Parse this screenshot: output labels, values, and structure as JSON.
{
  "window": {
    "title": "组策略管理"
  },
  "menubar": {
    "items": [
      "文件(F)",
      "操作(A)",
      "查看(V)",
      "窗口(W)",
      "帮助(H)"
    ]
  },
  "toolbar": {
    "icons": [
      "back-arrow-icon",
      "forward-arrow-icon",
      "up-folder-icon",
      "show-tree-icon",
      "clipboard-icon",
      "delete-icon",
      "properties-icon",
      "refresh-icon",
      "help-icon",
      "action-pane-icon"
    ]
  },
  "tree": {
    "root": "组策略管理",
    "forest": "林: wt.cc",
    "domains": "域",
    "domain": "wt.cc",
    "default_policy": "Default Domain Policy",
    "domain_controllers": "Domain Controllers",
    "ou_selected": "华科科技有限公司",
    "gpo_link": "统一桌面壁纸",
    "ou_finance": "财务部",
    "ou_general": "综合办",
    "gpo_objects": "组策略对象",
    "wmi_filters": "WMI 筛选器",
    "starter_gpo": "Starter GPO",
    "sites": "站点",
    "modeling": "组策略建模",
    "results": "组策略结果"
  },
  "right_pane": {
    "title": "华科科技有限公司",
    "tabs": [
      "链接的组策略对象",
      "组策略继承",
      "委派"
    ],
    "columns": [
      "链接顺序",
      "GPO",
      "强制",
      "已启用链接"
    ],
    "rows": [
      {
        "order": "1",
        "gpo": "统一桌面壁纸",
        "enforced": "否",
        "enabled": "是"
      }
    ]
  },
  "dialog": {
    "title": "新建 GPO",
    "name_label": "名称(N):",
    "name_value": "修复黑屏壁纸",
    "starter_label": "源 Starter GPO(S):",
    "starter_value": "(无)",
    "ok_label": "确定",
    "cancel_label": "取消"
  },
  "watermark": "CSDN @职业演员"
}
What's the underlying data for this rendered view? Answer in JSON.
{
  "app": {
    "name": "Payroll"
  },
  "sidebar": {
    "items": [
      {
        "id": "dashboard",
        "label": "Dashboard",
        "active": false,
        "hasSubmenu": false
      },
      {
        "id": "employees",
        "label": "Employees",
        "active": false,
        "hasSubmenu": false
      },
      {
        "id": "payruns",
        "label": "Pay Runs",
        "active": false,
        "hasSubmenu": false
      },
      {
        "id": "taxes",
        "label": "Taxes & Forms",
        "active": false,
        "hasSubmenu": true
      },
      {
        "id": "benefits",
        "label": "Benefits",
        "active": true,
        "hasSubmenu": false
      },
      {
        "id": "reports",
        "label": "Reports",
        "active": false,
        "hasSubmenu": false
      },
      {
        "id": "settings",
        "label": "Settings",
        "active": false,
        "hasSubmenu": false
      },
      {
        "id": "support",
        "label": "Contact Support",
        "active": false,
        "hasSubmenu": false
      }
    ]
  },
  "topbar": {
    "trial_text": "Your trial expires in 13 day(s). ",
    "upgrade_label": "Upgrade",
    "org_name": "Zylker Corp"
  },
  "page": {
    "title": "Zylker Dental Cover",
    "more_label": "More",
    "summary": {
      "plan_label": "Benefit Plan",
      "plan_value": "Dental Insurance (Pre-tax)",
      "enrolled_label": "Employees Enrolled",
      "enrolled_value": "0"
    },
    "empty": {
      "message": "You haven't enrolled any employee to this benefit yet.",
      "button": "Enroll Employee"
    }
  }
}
:::
Directive
Count each line above in which the string "华科科技有限公司" appears, then state only the total.

Finished exercise
2